= Available data =
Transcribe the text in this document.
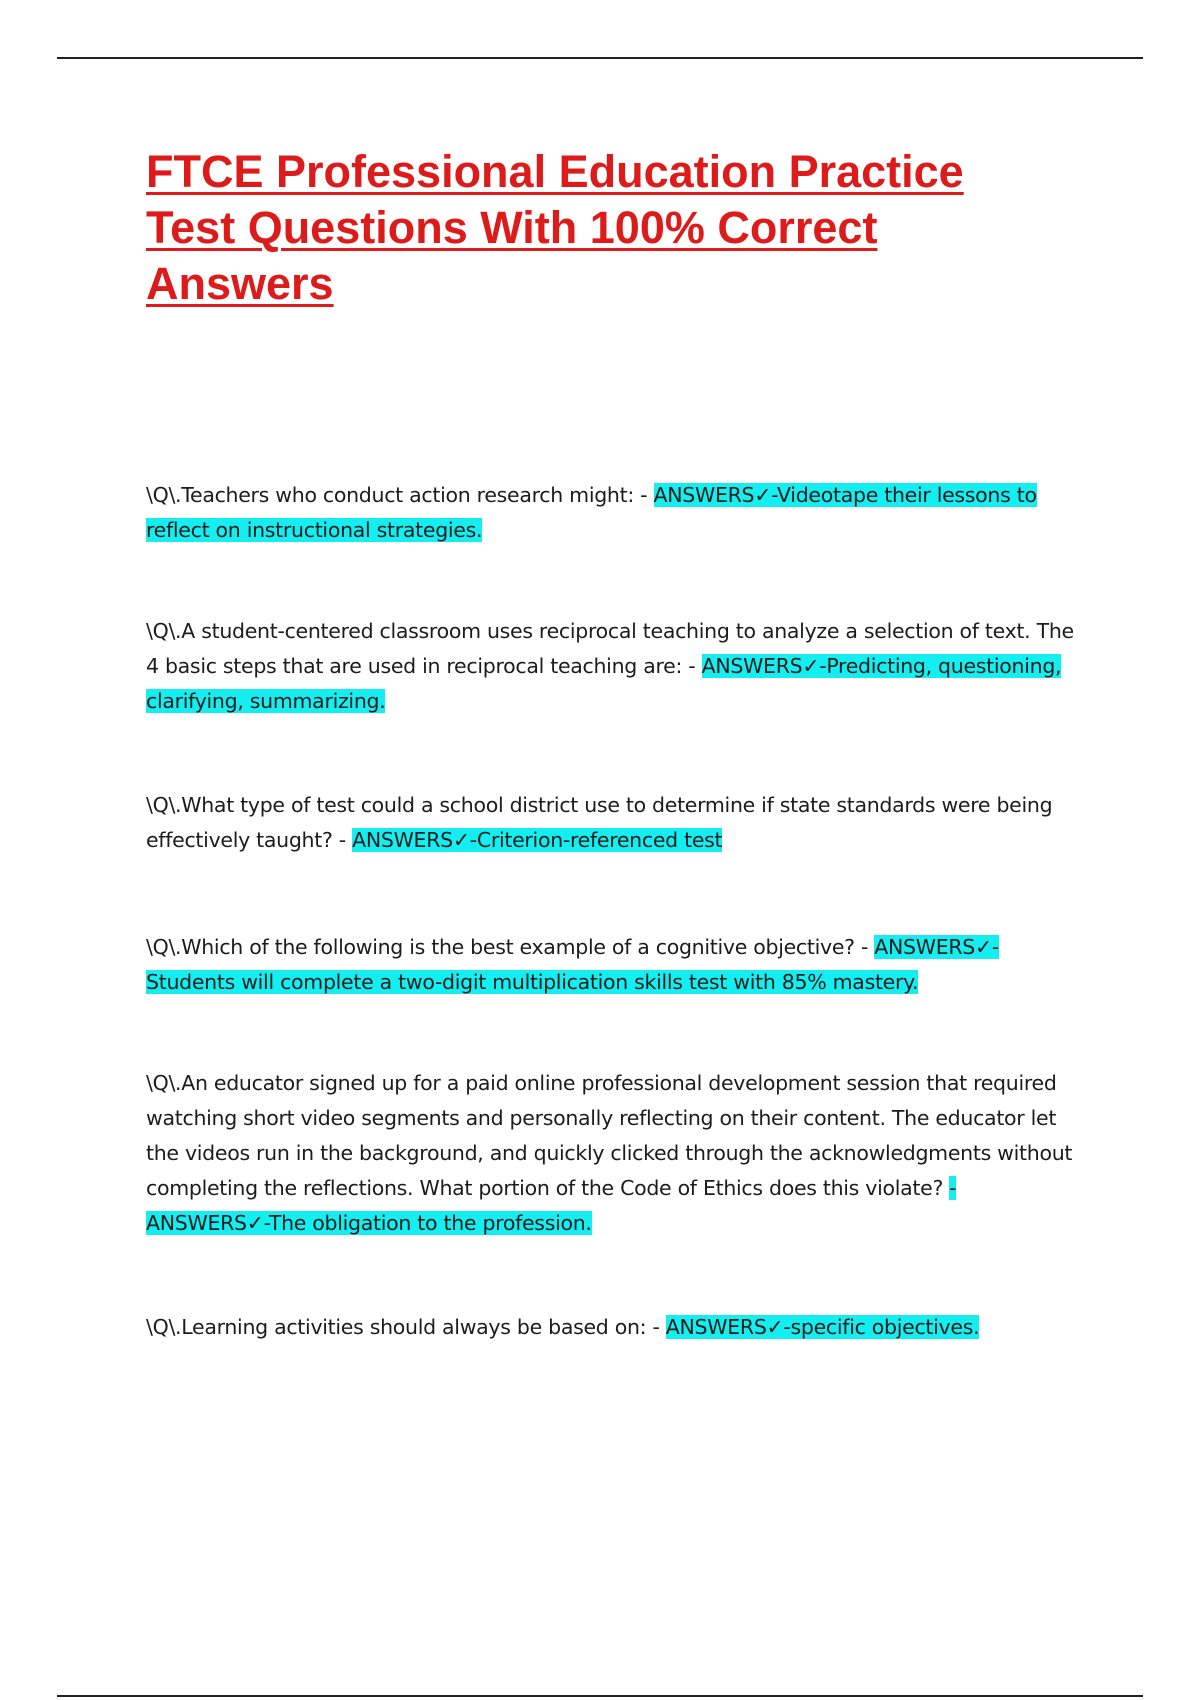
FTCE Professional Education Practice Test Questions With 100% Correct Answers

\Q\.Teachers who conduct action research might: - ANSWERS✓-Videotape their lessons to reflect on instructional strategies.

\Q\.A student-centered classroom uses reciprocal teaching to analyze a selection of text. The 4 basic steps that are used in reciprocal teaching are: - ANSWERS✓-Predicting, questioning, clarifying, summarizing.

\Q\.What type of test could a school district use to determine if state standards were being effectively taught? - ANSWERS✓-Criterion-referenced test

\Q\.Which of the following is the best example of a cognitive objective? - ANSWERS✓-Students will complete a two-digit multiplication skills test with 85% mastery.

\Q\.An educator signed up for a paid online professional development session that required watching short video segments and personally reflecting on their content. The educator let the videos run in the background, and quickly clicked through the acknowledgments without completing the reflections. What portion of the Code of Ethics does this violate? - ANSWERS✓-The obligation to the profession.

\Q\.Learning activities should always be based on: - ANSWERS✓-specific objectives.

= Written instruction =
Take the listing above and print it exactly, apart from the pictures.

= Solution for this problem =
Transcribe the text in this document.
FTCE Professional Education Practice Test Questions With 100% Correct Answers

\Q\.Teachers who conduct action research might: - ANSWERS✓-Videotape their lessons to reflect on instructional strategies.

\Q\.A student-centered classroom uses reciprocal teaching to analyze a selection of text. The 4 basic steps that are used in reciprocal teaching are: - ANSWERS✓-Predicting, questioning, clarifying, summarizing.

\Q\.What type of test could a school district use to determine if state standards were being effectively taught? - ANSWERS✓-Criterion-referenced test

\Q\.Which of the following is the best example of a cognitive objective? - ANSWERS✓-Students will complete a two-digit multiplication skills test with 85% mastery.

\Q\.An educator signed up for a paid online professional development session that required watching short video segments and personally reflecting on their content. The educator let the videos run in the background, and quickly clicked through the acknowledgments without completing the reflections. What portion of the Code of Ethics does this violate? - ANSWERS✓-The obligation to the profession.

\Q\.Learning activities should always be based on: - ANSWERS✓-specific objectives.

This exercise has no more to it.